* _Stored records_
====

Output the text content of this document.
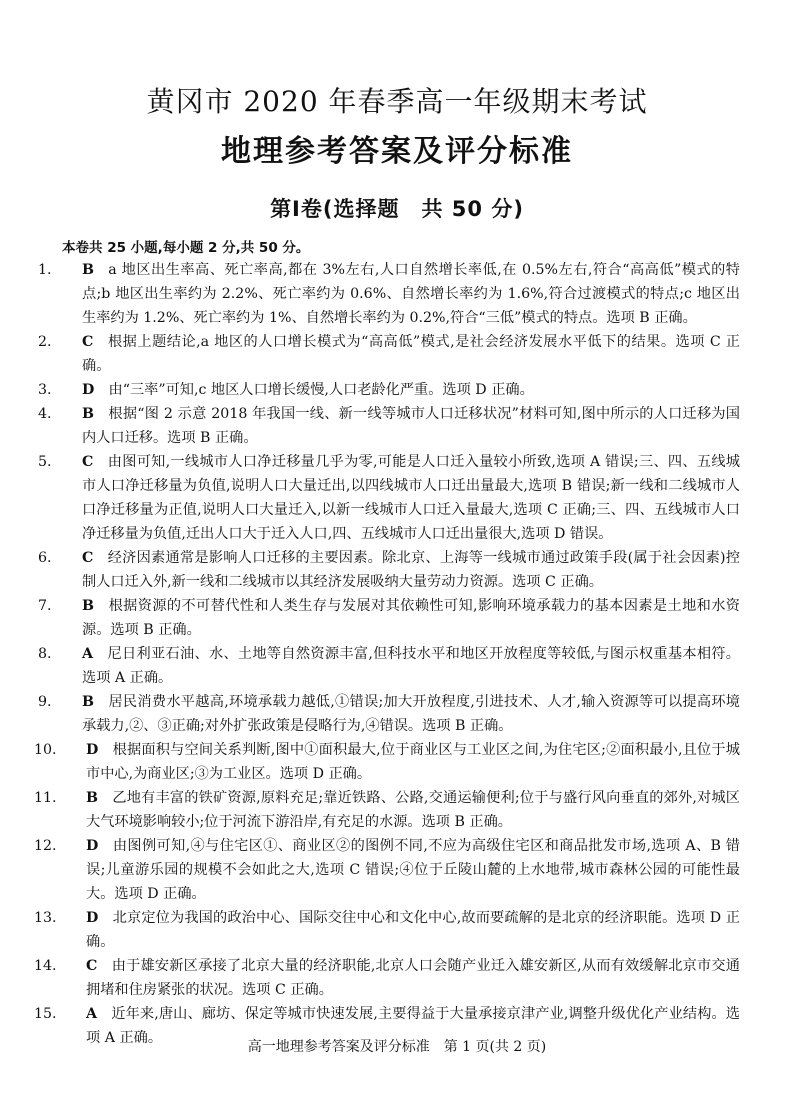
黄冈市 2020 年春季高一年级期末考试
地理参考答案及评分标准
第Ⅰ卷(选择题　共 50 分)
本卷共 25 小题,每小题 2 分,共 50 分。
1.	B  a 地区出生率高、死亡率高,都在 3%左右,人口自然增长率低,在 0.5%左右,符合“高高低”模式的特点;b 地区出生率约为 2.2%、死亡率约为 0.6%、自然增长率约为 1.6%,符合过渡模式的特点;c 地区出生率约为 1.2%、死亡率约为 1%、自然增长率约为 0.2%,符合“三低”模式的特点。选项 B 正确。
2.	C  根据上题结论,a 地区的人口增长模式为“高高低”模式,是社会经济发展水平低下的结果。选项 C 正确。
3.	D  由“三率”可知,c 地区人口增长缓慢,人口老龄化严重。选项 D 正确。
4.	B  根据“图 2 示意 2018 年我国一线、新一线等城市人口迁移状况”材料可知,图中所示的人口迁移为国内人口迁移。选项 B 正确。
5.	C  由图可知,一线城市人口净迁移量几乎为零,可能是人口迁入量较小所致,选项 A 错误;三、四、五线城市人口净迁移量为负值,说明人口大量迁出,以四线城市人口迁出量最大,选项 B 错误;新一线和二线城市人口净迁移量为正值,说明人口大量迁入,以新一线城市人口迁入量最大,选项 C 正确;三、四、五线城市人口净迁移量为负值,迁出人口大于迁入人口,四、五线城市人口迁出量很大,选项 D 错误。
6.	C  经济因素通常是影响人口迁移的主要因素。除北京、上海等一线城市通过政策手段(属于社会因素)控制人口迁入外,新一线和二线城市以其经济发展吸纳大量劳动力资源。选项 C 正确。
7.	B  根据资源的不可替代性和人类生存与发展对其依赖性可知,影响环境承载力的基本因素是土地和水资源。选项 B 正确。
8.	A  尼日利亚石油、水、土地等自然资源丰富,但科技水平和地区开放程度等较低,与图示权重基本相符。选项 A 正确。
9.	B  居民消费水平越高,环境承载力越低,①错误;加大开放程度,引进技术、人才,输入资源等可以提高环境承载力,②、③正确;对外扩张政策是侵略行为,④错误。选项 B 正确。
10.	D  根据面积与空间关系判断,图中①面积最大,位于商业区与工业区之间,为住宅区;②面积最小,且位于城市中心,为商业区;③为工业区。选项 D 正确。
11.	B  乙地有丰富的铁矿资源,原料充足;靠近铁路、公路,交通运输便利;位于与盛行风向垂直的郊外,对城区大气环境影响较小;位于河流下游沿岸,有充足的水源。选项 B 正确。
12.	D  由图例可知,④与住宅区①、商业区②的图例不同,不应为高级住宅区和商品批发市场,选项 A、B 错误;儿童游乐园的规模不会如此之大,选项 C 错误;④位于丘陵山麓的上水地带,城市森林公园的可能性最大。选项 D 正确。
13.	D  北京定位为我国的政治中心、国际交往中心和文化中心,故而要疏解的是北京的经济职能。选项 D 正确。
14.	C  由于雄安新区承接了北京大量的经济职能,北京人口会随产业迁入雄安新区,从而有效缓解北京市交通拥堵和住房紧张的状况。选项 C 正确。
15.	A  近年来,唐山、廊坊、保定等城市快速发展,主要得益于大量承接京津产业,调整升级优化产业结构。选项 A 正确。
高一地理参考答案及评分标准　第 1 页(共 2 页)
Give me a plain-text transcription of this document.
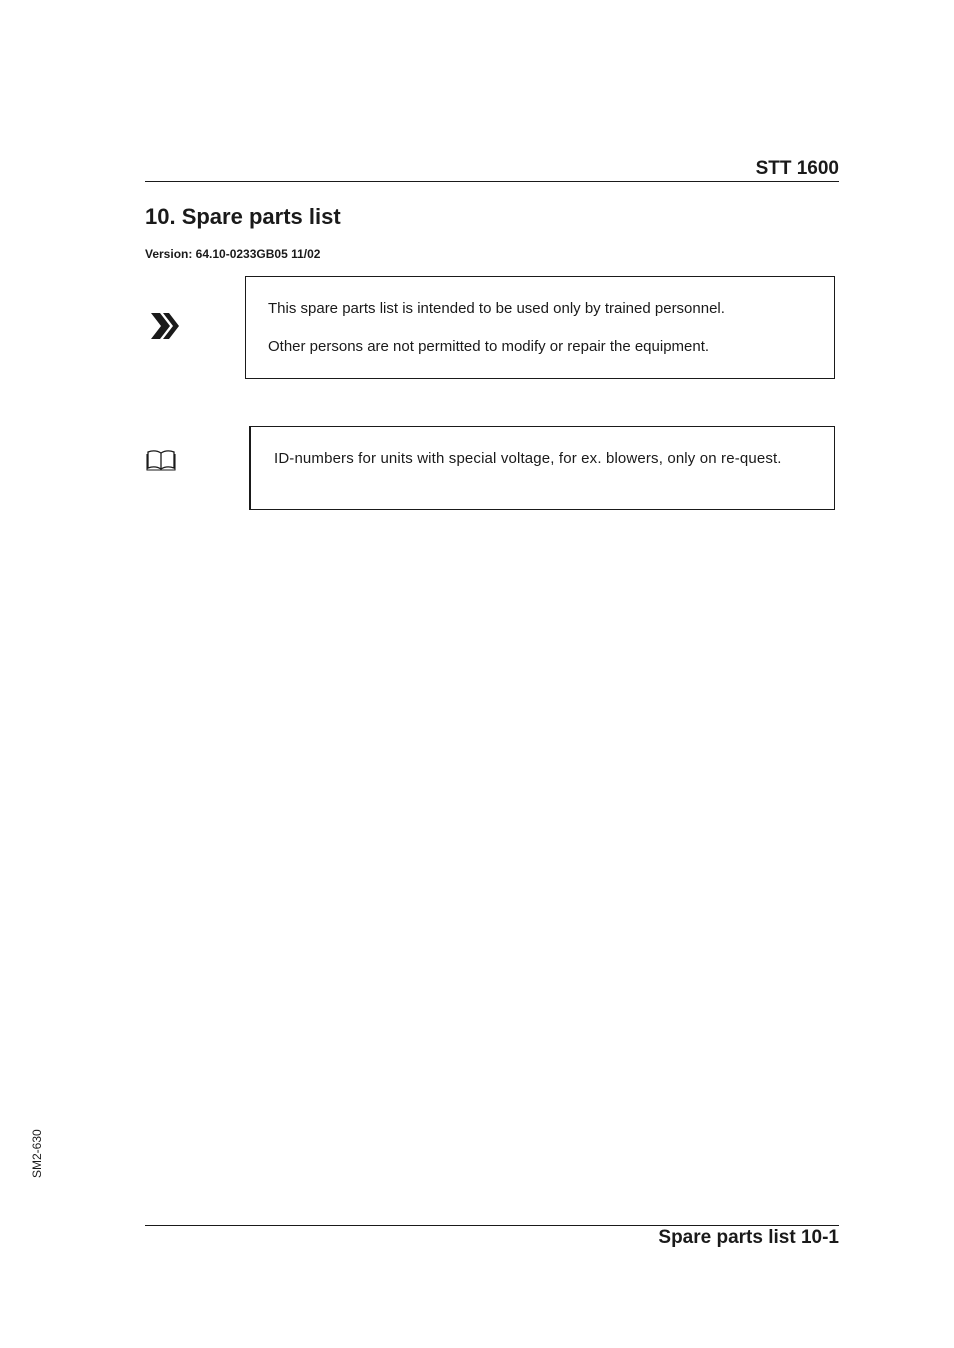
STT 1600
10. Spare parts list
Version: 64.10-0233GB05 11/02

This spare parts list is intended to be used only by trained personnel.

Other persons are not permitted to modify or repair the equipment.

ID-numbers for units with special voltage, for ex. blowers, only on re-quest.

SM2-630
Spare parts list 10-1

====

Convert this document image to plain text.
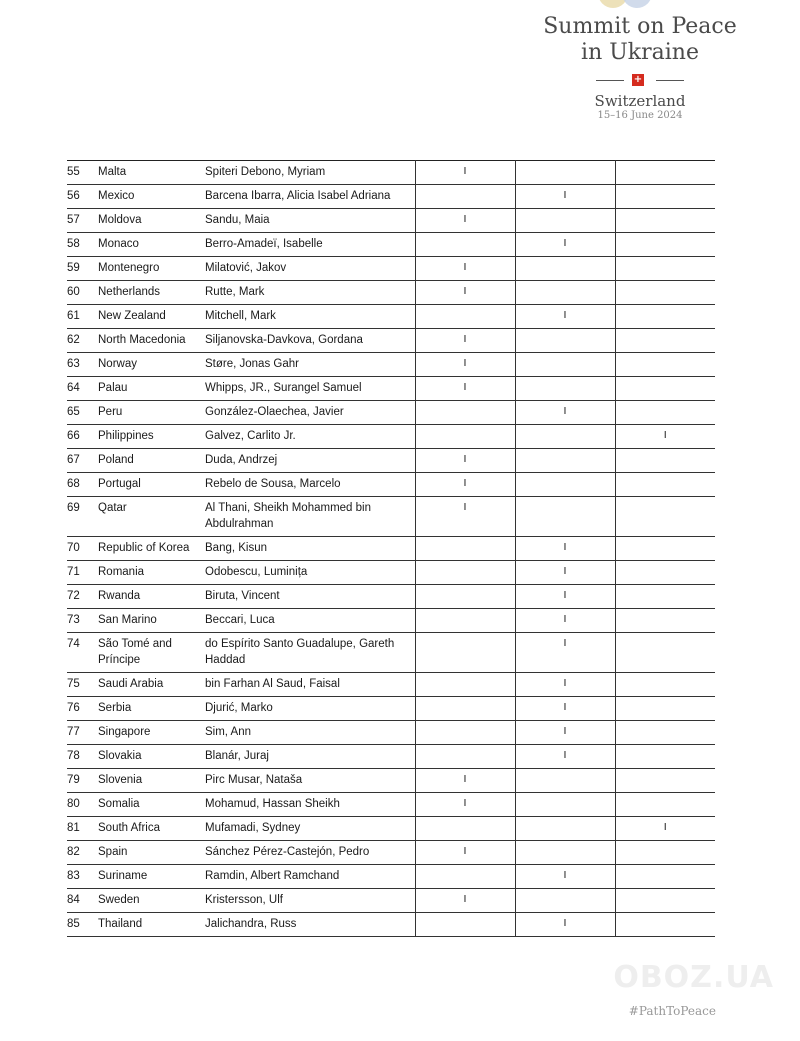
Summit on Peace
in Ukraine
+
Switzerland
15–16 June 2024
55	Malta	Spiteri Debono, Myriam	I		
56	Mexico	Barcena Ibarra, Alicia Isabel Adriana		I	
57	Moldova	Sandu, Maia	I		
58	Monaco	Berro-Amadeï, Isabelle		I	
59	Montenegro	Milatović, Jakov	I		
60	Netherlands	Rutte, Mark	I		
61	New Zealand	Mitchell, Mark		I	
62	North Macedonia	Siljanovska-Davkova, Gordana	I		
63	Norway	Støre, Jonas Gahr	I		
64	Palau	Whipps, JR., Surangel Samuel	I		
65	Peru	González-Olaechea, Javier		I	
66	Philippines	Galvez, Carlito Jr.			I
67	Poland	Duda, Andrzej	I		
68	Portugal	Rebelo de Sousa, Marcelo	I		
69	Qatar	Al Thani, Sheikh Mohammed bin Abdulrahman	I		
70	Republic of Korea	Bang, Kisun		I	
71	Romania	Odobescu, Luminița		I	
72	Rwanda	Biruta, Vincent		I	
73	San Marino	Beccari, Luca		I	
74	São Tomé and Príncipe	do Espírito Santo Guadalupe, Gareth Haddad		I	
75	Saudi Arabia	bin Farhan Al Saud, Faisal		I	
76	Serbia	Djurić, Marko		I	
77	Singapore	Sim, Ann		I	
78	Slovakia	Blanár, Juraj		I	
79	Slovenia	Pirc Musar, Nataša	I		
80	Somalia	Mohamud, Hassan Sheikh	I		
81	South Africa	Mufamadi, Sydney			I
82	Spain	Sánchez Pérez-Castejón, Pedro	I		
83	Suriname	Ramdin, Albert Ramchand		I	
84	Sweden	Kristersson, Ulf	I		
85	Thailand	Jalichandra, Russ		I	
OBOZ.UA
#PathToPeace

====

* _What you are asked to do_
In the lines above, find each one with "Sheikh" and list it.

* _Exercise response_
69	Qatar	Al Thani, Sheikh Mohammed bin Abdulrahman	I		
80	Somalia	Mohamud, Hassan Sheikh	I		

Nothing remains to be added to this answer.